▶ [Supplied records]
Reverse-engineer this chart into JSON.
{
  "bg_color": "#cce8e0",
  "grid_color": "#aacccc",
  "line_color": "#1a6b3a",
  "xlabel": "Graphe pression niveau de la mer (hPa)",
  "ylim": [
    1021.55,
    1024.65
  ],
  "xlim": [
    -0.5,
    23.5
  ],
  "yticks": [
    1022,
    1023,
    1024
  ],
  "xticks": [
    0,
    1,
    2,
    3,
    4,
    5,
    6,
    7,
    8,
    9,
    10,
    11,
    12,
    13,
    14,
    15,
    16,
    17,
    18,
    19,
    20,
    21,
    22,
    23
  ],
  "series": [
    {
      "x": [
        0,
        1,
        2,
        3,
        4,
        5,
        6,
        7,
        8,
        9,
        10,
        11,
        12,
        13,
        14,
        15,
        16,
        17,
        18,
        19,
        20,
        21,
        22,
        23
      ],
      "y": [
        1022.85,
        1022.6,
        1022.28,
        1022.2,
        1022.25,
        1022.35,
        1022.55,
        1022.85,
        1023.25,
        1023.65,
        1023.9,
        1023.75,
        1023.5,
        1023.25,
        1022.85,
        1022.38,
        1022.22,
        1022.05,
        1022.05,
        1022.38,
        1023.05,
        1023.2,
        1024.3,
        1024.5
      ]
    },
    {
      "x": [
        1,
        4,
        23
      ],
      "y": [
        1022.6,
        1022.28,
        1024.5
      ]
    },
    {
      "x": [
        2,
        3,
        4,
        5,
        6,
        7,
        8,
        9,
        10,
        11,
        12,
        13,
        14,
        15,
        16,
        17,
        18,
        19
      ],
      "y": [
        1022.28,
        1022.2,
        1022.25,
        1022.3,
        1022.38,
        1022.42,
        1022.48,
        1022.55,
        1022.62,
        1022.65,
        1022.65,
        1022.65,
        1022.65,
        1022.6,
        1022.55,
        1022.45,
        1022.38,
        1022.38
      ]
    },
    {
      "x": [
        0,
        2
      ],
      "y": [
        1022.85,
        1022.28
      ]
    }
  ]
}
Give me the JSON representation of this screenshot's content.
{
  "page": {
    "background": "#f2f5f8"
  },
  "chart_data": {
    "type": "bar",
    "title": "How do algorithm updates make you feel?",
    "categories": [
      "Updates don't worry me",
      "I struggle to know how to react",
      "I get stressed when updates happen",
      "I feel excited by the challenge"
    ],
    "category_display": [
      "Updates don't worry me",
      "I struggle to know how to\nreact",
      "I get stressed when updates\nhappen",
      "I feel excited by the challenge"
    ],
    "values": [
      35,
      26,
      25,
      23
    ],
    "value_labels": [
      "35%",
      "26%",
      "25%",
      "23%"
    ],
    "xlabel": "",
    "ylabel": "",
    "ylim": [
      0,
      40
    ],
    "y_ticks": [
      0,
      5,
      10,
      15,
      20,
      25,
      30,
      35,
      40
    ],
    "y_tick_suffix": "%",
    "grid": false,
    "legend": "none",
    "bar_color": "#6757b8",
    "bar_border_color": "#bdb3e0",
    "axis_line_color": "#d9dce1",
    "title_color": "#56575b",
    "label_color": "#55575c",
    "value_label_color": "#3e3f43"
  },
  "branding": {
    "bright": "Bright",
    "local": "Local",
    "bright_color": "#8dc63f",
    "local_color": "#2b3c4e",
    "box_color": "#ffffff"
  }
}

---

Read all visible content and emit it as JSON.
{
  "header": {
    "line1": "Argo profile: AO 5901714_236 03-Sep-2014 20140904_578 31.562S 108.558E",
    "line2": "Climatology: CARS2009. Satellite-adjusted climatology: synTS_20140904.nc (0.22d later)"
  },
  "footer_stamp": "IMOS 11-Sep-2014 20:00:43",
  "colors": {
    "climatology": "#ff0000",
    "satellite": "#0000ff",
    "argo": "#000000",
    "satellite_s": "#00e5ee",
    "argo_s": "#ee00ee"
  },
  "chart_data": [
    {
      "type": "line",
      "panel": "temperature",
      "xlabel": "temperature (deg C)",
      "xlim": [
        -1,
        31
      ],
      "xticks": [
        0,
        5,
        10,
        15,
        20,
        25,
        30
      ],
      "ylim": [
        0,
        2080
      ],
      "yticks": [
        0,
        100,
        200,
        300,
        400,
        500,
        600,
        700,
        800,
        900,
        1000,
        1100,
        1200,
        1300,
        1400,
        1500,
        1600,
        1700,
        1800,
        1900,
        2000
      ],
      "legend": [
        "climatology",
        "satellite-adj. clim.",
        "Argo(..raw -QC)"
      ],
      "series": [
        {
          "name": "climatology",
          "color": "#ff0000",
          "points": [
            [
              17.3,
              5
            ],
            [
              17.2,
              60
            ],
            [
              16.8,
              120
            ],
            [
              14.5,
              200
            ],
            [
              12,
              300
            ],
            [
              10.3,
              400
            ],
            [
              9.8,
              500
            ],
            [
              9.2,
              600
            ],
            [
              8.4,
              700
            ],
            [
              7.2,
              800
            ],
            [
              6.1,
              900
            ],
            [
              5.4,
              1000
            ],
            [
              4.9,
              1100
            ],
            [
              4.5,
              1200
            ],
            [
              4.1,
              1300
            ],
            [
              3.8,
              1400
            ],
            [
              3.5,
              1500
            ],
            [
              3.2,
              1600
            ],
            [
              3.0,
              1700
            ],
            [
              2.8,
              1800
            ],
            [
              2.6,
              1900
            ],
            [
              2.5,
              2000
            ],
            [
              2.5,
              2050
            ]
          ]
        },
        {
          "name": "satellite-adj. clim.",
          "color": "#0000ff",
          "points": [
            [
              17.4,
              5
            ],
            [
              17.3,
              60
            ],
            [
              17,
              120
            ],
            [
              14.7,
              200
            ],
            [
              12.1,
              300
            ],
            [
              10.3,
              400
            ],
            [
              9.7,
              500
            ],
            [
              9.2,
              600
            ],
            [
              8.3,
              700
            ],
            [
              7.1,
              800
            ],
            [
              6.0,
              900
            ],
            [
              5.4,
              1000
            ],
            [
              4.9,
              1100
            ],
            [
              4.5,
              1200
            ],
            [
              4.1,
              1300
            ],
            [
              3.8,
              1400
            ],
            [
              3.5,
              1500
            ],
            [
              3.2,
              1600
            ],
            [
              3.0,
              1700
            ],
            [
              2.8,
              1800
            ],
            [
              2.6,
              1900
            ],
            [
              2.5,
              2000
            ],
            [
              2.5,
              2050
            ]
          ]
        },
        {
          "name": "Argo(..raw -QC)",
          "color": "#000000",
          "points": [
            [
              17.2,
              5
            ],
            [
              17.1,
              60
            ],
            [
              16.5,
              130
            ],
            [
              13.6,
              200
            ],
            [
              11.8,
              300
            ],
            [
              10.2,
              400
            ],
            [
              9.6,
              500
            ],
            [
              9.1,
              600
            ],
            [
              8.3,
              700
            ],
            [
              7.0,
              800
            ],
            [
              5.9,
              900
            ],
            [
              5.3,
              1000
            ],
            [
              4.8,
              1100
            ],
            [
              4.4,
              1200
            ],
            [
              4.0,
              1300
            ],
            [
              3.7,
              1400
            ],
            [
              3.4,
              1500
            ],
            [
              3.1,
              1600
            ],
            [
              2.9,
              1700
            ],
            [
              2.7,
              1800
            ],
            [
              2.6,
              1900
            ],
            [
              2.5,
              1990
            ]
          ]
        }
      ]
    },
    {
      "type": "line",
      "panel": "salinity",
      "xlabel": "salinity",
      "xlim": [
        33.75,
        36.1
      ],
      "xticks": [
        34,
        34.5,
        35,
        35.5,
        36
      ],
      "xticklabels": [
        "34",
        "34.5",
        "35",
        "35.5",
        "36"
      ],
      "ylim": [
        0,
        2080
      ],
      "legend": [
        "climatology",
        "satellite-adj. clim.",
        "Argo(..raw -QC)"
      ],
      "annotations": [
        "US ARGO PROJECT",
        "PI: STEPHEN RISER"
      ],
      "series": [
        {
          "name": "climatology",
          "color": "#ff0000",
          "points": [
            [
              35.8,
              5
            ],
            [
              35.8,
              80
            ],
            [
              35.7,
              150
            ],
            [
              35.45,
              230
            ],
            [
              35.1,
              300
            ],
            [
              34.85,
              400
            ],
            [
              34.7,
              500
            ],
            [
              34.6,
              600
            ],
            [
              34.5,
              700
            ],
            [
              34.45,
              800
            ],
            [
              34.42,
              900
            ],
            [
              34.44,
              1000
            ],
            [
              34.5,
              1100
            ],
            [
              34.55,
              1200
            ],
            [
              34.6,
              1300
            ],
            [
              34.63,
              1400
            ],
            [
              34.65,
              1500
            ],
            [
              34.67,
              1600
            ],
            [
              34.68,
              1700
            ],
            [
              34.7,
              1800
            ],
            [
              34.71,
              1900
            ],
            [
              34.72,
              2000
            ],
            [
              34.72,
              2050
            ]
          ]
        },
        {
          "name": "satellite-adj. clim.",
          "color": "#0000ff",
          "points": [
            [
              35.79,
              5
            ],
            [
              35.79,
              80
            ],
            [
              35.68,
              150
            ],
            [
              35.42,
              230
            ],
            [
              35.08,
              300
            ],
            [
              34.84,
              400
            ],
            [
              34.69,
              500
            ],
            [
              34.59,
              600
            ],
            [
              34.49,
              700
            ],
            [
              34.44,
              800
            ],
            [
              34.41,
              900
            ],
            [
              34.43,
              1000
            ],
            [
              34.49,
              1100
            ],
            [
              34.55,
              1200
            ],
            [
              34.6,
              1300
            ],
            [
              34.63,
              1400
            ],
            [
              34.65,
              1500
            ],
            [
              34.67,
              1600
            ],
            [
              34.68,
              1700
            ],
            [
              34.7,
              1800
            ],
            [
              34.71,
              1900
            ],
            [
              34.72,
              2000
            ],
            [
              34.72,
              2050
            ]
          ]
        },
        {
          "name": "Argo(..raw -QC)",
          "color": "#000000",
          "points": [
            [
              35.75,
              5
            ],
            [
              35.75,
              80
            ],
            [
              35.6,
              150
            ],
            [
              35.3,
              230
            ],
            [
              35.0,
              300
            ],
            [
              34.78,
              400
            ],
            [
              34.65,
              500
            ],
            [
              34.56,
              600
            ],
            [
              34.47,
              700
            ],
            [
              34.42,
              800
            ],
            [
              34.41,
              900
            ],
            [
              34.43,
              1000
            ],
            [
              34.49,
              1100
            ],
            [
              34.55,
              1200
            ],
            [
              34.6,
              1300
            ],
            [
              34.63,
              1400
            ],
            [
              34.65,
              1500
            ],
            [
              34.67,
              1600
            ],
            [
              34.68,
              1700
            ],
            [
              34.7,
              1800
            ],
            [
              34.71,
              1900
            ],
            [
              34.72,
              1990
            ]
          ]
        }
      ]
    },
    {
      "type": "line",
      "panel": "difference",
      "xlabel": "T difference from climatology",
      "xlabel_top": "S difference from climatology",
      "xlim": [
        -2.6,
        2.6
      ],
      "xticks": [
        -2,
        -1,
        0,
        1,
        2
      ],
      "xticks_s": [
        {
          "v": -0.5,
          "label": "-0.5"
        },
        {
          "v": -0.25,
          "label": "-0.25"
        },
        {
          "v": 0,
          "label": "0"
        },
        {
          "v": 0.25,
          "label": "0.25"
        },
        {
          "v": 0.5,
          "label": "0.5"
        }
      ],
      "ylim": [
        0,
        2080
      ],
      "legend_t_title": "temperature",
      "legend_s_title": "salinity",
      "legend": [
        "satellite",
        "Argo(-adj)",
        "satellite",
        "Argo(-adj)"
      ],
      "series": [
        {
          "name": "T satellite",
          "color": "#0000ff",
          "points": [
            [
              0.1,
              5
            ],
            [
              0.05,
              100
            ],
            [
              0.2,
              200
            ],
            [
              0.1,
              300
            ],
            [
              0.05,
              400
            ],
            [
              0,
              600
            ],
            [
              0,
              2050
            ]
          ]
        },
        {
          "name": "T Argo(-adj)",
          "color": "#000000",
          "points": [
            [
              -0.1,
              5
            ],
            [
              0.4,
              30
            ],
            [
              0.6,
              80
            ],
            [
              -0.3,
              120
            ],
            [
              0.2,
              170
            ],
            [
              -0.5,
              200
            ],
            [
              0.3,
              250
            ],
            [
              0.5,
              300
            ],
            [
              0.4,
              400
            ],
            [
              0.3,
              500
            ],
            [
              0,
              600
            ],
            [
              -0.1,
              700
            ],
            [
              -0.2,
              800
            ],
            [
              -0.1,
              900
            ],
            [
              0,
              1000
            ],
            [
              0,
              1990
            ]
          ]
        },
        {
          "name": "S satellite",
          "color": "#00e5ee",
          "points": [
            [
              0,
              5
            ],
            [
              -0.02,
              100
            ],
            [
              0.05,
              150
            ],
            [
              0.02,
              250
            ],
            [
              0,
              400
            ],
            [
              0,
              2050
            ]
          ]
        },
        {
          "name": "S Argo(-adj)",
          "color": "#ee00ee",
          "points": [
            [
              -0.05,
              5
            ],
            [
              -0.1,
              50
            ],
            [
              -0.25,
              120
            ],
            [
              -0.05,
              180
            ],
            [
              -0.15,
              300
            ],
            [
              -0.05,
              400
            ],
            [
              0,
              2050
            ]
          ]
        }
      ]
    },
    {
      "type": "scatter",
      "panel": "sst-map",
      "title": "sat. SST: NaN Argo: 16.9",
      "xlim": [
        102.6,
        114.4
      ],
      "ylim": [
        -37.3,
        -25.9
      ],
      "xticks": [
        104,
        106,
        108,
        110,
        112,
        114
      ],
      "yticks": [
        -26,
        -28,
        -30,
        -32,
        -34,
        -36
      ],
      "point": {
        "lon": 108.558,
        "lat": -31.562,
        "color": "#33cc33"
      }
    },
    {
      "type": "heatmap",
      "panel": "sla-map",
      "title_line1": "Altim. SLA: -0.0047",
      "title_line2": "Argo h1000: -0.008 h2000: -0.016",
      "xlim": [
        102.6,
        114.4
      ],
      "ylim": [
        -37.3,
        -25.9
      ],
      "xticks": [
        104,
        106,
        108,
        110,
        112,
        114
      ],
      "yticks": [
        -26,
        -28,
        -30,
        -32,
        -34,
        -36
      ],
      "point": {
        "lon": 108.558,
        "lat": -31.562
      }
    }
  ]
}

▶ [Required work]
Which lines hold the word "this"? Copy every one of them.

▶ [Final answer]
Reverse-engineer this chart into JSON.
Give me the JSON representation of this screenshot's content.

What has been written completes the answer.